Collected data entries
<<<<

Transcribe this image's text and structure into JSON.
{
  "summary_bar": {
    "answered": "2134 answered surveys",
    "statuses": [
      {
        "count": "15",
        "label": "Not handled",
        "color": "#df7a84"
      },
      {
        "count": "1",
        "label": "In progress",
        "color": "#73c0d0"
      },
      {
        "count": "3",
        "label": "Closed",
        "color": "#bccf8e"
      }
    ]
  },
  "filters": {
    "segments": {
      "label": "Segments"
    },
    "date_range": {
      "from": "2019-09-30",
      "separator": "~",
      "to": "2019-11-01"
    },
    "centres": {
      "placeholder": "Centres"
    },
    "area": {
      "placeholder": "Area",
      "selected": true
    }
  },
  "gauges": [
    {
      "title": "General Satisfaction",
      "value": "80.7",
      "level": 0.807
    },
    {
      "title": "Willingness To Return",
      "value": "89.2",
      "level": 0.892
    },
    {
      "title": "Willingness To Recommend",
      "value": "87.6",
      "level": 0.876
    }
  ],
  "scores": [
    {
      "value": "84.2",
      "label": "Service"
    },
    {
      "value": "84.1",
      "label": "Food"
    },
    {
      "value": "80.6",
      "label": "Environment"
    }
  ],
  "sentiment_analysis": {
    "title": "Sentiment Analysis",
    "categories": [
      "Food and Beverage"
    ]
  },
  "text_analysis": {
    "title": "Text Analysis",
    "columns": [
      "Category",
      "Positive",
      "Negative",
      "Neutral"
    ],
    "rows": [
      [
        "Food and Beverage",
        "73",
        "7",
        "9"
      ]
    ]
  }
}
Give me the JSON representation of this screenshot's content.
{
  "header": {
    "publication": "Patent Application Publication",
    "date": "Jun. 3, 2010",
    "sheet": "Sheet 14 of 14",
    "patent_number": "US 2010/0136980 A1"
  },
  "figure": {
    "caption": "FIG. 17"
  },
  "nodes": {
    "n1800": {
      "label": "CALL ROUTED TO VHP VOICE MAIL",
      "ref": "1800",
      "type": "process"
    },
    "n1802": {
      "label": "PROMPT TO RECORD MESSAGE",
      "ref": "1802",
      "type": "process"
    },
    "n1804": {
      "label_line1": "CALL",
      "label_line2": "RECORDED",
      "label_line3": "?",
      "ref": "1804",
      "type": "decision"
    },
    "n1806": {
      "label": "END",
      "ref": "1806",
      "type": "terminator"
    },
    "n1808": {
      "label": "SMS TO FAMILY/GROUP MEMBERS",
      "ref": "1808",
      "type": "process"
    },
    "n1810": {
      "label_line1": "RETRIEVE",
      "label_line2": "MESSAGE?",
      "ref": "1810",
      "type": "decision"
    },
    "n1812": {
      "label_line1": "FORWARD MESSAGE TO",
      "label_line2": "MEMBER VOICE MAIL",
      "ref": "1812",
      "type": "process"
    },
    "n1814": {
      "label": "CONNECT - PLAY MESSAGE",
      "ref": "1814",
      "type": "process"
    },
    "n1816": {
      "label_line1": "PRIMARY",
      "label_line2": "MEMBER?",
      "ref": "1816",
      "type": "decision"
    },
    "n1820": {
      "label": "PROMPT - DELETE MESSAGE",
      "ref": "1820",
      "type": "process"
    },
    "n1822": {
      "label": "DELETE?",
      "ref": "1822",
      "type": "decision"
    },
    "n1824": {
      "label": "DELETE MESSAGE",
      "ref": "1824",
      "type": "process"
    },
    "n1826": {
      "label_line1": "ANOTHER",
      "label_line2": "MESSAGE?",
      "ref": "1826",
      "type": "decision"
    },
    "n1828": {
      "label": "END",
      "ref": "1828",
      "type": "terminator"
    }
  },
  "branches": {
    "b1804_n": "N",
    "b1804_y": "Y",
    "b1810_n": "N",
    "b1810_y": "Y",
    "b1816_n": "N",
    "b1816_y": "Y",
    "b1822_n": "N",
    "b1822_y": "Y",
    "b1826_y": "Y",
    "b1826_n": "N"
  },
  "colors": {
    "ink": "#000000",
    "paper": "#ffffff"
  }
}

>>>>

• **WHAT NEEDS TO BE DONE**
Check every line for "VOICE" and show the ones that have it.

• **WRITTEN RESPONSE**
      "label": "CALL ROUTED TO VHP VOICE MAIL",
      "label_line2": "MEMBER VOICE MAIL",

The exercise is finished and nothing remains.